» **DATASET**
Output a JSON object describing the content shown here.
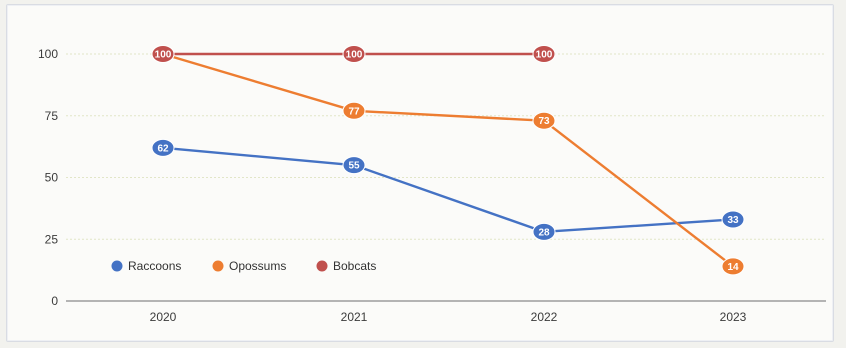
{
  "chart_data": {
    "type": "line",
    "title": "",
    "xlabel": "",
    "ylabel": "",
    "categories": [
      "2020",
      "2021",
      "2022",
      "2023"
    ],
    "ylim": [
      0,
      100
    ],
    "yticks": [
      "0",
      "25",
      "50",
      "75",
      "100"
    ],
    "grid": true,
    "legend_position": "bottom-left",
    "series": [
      {
        "name": "Raccoons",
        "color": "#4472c4",
        "values": [
          62,
          55,
          28,
          33
        ],
        "labels": [
          "62",
          "55",
          "28",
          "33"
        ]
      },
      {
        "name": "Opossums",
        "color": "#ed7d31",
        "values": [
          100,
          77,
          73,
          14
        ],
        "labels": [
          "100",
          "77",
          "73",
          "14"
        ]
      },
      {
        "name": "Bobcats",
        "color": "#c0504d",
        "values": [
          100,
          100,
          100,
          null
        ],
        "labels": [
          "100",
          "100",
          "100",
          null
        ]
      }
    ]
  }
}
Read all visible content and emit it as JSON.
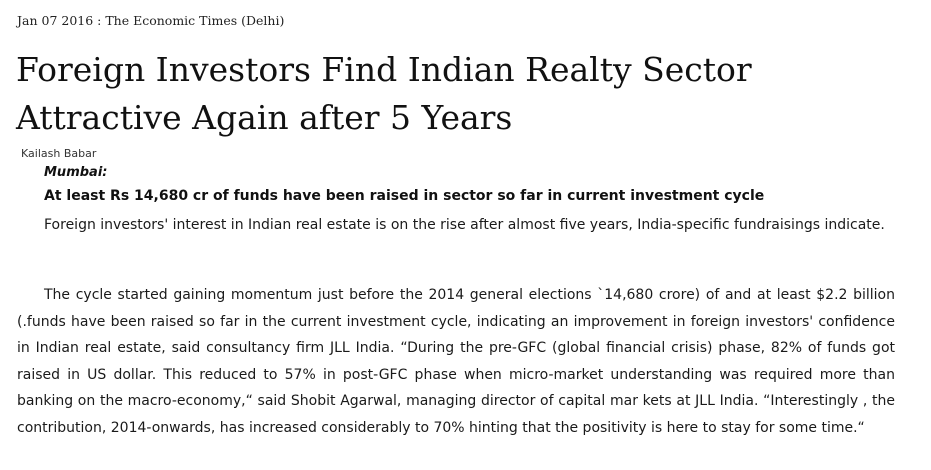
{
  "article": {
    "dateline": "Jan 07 2016 : The Economic Times (Delhi)",
    "headline": "Foreign Investors Find Indian Realty Sector Attractive Again after 5 Years",
    "byline": "Kailash Babar",
    "location": "Mumbai:",
    "strap": "At least Rs 14,680 cr of funds have been raised in sector so far in current investment cycle",
    "paragraphs": [
      "Foreign investors' interest in Indian real estate is on the rise after almost five years, India-specific fundraisings indicate.",
      "The cycle started gaining momentum just before the 2014 general elections `14,680 crore) of and at least $2.2 billion (.funds have been raised so far in the current investment cycle, indicating an improvement in foreign investors' confidence in Indian real estate, said consultancy firm JLL India. “During the pre-GFC (global financial crisis) phase, 82% of funds got raised in US dollar. This reduced to 57% in post-GFC phase when micro-market understanding was required more than banking on the macro-economy,“ said Shobit Agarwal, managing director of capital mar kets at JLL India. “Interestingly , the contribution, 2014-onwards, has increased considerably to 70%  hinting that the positivity is here to stay for some time.“"
    ]
  }
}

» **TASK DETAILS**
Copy the whole listing above word for word but do not carry over the pictures.

» **WRITTEN SOLUTION**
Output a JSON object describing the content shown here.
{
  "chart_data": {
    "type": "line",
    "title": "",
    "xlabel": "",
    "ylabel": "",
    "categories": [
      "2020",
      "2021",
      "2022",
      "2023"
    ],
    "ylim": [
      0,
      100
    ],
    "yticks": [
      "0",
      "25",
      "50",
      "75",
      "100"
    ],
    "grid": true,
    "legend_position": "bottom-left",
    "series": [
      {
        "name": "Raccoons",
        "color": "#4472c4",
        "values": [
          62,
          55,
          28,
          33
        ],
        "labels": [
          "62",
          "55",
          "28",
          "33"
        ]
      },
      {
        "name": "Opossums",
        "color": "#ed7d31",
        "values": [
          100,
          77,
          73,
          14
        ],
        "labels": [
          "100",
          "77",
          "73",
          "14"
        ]
      },
      {
        "name": "Bobcats",
        "color": "#c0504d",
        "values": [
          100,
          100,
          100,
          null
        ],
        "labels": [
          "100",
          "100",
          "100",
          null
        ]
      }
    ]
  }
}
Read all visible content and emit it as JSON.
{
  "article": {
    "dateline": "Jan 07 2016 : The Economic Times (Delhi)",
    "headline": "Foreign Investors Find Indian Realty Sector Attractive Again after 5 Years",
    "byline": "Kailash Babar",
    "location": "Mumbai:",
    "strap": "At least Rs 14,680 cr of funds have been raised in sector so far in current investment cycle",
    "paragraphs": [
      "Foreign investors' interest in Indian real estate is on the rise after almost five years, India-specific fundraisings indicate.",
      "The cycle started gaining momentum just before the 2014 general elections `14,680 crore) of and at least $2.2 billion (.funds have been raised so far in the current investment cycle, indicating an improvement in foreign investors' confidence in Indian real estate, said consultancy firm JLL India. “During the pre-GFC (global financial crisis) phase, 82% of funds got raised in US dollar. This reduced to 57% in post-GFC phase when micro-market understanding was required more than banking on the macro-economy,“ said Shobit Agarwal, managing director of capital mar kets at JLL India. “Interestingly , the contribution, 2014-onwards, has increased considerably to 70%  hinting that the positivity is here to stay for some time.“"
    ]
  }
}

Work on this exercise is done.